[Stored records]
▬▬▬▬▬▬
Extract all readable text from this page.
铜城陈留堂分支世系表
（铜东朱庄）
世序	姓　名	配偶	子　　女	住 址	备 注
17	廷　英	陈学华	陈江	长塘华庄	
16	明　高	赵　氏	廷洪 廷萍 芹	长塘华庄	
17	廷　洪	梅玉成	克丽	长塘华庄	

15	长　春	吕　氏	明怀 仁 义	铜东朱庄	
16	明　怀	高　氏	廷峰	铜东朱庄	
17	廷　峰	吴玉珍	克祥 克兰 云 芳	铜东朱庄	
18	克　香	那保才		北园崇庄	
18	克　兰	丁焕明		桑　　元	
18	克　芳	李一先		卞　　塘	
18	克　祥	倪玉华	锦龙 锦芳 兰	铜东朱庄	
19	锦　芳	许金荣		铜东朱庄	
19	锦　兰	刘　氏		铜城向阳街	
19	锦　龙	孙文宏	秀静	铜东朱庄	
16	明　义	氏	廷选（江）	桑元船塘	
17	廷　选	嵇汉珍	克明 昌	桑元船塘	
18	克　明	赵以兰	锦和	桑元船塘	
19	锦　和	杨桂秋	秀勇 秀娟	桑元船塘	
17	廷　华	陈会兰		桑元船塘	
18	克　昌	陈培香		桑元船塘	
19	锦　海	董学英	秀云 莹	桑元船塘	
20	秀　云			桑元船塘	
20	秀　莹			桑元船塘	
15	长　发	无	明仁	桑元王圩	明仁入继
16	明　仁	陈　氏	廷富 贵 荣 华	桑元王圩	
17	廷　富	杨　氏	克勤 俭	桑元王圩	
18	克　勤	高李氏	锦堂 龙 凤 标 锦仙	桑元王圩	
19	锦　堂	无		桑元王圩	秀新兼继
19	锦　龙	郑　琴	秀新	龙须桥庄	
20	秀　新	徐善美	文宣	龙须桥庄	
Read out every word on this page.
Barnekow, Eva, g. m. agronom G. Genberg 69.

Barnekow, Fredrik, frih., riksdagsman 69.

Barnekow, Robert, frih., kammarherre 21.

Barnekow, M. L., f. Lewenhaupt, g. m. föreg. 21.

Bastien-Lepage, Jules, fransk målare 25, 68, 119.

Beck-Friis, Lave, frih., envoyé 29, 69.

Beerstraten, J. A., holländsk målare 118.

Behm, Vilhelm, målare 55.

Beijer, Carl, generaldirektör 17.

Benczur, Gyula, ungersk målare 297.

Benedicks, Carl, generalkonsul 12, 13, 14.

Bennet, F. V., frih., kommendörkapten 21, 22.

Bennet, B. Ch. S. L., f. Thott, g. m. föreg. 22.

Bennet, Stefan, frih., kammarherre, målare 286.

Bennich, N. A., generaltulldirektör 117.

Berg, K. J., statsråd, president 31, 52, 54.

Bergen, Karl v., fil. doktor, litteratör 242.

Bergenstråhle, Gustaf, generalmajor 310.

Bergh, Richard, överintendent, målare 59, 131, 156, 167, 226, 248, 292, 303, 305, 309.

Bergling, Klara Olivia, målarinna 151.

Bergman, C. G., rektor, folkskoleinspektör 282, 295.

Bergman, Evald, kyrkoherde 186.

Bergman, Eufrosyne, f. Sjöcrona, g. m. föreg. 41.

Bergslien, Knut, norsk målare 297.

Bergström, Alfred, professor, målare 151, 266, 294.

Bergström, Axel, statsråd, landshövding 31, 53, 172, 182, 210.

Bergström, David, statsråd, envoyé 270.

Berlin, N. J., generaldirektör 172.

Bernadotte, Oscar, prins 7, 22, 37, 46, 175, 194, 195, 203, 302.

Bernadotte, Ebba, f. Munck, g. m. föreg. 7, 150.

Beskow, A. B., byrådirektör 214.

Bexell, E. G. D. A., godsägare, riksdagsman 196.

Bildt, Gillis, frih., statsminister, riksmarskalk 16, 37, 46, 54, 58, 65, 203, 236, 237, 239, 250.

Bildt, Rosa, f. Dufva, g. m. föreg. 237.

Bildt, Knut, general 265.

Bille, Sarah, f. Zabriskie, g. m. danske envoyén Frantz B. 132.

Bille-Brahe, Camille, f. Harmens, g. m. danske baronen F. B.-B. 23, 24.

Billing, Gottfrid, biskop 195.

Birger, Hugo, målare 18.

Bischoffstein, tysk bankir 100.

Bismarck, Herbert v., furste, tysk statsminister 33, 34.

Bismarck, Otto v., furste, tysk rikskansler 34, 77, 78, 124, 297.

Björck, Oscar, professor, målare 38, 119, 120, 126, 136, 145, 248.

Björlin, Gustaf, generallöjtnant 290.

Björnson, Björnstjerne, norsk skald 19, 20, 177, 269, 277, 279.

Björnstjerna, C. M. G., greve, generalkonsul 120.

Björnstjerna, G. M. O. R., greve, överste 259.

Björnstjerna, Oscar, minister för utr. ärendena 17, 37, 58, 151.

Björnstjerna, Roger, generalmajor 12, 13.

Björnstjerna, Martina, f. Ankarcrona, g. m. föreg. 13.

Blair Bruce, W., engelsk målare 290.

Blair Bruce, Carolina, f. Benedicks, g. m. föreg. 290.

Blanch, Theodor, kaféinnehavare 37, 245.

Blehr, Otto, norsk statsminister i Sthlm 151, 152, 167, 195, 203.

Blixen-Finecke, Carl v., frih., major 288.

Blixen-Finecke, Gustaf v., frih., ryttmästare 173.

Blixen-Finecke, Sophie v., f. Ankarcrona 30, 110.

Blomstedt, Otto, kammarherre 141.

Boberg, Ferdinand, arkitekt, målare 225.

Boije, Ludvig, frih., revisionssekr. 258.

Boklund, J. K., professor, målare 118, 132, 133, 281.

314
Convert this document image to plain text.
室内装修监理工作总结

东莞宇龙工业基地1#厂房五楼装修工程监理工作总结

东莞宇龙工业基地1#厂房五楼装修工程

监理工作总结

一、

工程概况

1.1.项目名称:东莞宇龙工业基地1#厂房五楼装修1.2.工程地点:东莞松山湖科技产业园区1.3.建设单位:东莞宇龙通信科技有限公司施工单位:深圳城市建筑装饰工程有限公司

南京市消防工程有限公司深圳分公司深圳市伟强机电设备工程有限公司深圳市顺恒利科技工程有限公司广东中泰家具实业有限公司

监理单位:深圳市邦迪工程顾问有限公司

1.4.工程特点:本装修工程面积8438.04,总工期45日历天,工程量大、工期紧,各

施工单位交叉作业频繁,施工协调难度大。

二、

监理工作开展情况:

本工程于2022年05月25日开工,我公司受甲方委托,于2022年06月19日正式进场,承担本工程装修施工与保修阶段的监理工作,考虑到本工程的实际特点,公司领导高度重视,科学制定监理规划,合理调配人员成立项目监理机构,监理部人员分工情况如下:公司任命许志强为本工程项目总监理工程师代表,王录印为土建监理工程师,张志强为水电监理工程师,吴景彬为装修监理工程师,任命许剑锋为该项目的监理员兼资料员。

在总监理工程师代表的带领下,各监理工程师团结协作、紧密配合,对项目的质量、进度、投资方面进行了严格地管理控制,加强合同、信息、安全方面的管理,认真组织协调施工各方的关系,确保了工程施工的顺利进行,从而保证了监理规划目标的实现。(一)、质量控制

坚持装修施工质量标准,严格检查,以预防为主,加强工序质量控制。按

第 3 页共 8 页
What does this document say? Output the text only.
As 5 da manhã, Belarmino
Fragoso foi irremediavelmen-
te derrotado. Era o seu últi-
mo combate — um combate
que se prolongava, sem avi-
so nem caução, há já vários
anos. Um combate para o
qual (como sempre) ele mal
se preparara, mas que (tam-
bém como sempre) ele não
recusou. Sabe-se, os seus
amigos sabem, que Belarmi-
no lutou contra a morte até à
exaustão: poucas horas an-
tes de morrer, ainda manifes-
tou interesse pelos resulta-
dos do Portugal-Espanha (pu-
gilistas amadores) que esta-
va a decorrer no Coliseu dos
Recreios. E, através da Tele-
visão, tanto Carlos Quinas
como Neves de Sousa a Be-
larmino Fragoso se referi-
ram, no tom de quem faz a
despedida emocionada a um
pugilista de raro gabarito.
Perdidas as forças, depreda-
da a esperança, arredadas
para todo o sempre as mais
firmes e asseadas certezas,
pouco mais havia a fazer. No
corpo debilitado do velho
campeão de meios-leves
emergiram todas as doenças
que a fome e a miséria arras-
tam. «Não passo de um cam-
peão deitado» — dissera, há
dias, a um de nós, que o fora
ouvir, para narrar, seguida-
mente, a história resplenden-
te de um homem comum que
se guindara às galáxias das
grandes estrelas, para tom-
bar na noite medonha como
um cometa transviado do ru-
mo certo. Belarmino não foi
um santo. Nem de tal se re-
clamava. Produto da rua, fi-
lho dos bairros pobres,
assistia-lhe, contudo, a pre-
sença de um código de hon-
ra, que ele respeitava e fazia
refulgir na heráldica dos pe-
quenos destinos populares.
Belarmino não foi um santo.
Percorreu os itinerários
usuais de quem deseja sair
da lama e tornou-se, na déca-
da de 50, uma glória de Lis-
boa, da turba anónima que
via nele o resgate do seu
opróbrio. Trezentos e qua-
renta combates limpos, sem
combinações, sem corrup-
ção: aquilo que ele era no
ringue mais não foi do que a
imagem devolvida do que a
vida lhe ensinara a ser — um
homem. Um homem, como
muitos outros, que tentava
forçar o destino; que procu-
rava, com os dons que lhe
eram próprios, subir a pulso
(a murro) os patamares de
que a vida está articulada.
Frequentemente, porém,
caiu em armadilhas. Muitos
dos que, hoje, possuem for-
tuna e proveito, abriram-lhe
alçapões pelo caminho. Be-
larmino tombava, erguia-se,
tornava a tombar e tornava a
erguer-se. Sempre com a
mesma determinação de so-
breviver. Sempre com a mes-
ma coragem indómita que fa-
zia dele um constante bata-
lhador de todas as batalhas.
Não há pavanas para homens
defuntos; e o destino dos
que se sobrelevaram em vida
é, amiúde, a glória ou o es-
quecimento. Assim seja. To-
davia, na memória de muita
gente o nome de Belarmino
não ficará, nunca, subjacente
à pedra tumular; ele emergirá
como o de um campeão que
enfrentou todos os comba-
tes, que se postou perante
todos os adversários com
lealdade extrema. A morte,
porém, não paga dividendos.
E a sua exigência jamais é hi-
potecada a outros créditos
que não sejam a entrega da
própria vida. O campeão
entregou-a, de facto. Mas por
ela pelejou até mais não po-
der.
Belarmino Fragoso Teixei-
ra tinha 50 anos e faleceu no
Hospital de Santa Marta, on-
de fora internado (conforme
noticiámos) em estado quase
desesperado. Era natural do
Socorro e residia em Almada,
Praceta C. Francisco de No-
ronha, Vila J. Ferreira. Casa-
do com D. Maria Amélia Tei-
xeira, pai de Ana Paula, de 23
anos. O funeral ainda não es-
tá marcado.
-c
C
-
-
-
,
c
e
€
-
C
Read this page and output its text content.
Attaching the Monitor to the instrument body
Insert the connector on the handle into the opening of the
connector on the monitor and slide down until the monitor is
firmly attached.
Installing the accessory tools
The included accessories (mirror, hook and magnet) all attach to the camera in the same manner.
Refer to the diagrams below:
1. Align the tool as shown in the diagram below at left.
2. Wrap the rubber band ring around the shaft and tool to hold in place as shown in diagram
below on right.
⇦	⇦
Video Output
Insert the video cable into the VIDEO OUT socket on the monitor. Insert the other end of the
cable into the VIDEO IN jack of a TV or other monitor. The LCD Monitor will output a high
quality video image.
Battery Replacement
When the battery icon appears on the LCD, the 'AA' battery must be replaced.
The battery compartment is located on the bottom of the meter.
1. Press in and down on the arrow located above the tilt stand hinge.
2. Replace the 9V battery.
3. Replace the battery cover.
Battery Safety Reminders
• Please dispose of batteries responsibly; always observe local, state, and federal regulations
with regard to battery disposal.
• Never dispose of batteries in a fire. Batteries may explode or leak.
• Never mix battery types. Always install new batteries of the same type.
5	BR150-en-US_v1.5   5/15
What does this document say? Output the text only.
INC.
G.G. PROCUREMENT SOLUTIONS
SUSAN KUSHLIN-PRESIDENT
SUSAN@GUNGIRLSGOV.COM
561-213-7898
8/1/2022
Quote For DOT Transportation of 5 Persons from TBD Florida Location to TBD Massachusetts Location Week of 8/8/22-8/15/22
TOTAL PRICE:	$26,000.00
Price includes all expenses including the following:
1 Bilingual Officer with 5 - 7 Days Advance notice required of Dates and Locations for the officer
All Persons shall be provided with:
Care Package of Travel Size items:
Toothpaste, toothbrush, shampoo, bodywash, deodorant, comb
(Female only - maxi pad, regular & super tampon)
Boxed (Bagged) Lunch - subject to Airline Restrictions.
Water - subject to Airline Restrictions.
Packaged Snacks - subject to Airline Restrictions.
▬▬▬▬▬▬
- **TO DO**:
Show every line of the listing in which the string "below" can be found.

- **RESULT**:
Refer to the diagrams below:
1. Align the tool as shown in the diagram below at left.
below on right.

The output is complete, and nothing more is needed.